#### [Task directions]
Reproduce the items word for word, from their first line through the line containing "legend-label: Non saprei", with both of those lines included.

=== Task data ===

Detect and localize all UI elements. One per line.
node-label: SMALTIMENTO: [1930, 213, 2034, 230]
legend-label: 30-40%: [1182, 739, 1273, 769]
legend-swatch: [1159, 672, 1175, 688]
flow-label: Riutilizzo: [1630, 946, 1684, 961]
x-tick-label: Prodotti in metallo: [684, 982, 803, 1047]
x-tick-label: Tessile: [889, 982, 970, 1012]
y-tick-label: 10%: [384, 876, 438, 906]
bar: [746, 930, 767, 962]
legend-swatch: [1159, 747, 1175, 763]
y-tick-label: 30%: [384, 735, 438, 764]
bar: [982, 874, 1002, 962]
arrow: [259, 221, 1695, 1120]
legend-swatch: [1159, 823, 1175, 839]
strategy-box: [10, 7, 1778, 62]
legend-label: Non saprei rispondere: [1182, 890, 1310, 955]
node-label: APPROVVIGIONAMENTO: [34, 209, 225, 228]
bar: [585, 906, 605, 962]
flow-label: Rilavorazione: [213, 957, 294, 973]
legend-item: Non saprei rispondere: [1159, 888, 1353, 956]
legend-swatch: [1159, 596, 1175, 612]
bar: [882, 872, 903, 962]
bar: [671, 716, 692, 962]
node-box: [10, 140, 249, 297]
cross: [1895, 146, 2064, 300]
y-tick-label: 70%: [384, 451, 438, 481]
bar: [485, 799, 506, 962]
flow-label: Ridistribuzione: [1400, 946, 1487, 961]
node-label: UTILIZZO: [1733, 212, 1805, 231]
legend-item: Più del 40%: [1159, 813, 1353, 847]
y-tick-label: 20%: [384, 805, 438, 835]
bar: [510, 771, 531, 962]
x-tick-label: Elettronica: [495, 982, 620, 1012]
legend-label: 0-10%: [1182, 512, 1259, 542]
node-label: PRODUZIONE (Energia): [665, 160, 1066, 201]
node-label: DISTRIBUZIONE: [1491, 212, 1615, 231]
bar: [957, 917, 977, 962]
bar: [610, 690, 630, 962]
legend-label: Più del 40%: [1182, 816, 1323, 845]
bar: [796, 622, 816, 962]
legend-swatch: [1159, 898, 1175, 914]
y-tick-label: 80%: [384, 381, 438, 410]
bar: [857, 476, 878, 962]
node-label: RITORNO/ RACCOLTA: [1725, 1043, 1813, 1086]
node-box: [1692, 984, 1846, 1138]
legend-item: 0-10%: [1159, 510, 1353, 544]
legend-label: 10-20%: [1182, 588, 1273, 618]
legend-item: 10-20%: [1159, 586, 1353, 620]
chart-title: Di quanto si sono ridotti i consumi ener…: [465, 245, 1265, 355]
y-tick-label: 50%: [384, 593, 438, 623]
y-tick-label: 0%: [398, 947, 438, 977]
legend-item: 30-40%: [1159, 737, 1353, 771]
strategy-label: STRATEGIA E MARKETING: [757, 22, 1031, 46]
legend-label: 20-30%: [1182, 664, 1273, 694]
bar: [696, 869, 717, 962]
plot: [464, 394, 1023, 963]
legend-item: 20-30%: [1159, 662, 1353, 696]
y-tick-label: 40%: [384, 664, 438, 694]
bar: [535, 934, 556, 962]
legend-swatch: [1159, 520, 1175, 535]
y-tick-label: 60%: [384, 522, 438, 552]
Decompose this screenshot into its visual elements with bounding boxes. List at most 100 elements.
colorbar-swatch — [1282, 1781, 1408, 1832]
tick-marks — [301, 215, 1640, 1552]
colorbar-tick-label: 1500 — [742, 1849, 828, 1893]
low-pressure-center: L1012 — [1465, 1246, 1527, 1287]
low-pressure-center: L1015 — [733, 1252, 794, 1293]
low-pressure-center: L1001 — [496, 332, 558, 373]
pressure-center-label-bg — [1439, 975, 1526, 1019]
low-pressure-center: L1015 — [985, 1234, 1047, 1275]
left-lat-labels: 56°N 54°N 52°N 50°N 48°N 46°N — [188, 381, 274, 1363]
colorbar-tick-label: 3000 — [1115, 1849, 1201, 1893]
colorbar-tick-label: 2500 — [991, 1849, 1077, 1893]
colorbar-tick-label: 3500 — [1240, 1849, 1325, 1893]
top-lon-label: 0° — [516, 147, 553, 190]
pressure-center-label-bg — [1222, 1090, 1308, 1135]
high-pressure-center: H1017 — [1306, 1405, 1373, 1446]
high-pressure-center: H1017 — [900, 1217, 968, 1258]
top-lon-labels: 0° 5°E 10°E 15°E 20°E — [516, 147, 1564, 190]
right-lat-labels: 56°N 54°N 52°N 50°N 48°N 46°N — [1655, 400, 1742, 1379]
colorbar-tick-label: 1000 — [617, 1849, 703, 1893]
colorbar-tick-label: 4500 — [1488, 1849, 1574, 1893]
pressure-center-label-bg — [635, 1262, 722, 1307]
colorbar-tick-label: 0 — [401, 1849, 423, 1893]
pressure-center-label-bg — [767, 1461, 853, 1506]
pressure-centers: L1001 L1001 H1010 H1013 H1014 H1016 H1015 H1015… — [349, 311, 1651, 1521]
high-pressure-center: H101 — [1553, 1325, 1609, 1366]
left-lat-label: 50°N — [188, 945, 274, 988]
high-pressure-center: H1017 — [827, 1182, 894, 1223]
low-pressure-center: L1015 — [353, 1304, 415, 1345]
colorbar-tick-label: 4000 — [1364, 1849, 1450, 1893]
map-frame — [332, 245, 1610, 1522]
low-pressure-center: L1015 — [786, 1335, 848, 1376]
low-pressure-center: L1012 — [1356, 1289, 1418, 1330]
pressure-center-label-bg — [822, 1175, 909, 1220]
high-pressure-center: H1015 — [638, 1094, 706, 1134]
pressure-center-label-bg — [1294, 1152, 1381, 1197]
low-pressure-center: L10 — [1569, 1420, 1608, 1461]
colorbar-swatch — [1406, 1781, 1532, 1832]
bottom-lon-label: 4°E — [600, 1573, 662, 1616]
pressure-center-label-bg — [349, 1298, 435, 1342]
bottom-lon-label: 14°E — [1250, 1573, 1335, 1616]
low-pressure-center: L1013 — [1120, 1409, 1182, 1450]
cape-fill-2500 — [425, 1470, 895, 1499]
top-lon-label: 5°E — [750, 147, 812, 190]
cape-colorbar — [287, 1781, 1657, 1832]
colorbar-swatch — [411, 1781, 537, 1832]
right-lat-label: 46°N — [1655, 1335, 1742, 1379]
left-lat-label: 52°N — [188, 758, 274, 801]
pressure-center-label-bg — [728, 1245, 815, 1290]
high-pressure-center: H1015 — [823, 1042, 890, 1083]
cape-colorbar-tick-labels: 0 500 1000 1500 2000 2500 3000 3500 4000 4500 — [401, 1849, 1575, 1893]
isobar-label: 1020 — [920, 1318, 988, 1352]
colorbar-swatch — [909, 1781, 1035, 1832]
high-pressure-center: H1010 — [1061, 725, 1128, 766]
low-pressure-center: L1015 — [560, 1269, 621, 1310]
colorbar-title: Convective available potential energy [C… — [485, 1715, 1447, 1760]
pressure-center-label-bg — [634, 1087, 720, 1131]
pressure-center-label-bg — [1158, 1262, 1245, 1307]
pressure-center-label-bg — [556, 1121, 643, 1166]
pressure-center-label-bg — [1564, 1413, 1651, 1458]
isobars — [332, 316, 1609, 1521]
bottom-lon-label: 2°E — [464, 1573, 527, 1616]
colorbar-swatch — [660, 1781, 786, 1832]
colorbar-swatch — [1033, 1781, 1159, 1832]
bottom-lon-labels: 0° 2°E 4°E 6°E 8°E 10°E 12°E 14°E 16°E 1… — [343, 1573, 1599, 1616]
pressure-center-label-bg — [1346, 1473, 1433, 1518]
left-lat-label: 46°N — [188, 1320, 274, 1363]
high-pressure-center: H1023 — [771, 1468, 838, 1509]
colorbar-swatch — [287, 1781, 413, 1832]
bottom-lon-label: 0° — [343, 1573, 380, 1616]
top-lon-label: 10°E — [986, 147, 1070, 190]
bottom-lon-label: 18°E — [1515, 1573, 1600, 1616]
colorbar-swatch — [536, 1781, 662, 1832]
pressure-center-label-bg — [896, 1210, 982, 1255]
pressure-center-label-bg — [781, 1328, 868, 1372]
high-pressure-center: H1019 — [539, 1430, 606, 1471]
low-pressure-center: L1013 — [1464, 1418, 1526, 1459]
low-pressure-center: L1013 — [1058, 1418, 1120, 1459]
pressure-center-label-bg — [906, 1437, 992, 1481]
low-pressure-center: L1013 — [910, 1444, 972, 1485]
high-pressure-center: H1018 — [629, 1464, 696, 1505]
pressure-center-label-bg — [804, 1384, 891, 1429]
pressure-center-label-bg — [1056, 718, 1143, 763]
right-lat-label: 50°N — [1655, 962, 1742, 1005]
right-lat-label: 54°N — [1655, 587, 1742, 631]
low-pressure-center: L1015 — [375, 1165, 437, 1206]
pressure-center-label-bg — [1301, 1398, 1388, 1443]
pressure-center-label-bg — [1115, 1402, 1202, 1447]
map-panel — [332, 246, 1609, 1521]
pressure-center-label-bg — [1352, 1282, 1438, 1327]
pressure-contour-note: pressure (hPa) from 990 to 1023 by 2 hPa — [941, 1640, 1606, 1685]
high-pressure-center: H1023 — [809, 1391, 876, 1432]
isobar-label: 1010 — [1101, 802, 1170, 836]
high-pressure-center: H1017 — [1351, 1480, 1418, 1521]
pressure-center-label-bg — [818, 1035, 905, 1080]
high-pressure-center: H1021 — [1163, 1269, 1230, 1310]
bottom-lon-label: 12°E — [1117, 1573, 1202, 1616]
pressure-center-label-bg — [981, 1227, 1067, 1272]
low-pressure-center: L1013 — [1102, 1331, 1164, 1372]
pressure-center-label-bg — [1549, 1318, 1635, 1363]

===

#### [Task result]
Detect and localize all UI elements. One per line.
node-label: SMALTIMENTO: [1930, 213, 2034, 230]
legend-label: 30-40%: [1182, 739, 1273, 769]
legend-swatch: [1159, 672, 1175, 688]
flow-label: Riutilizzo: [1630, 946, 1684, 961]
x-tick-label: Prodotti in metallo: [684, 982, 803, 1047]
x-tick-label: Tessile: [889, 982, 970, 1012]
y-tick-label: 10%: [384, 876, 438, 906]
bar: [746, 930, 767, 962]
legend-swatch: [1159, 747, 1175, 763]
y-tick-label: 30%: [384, 735, 438, 764]
bar: [982, 874, 1002, 962]
arrow: [259, 221, 1695, 1120]
legend-swatch: [1159, 823, 1175, 839]
strategy-box: [10, 7, 1778, 62]
legend-label: Non saprei rispondere: [1182, 890, 1310, 955]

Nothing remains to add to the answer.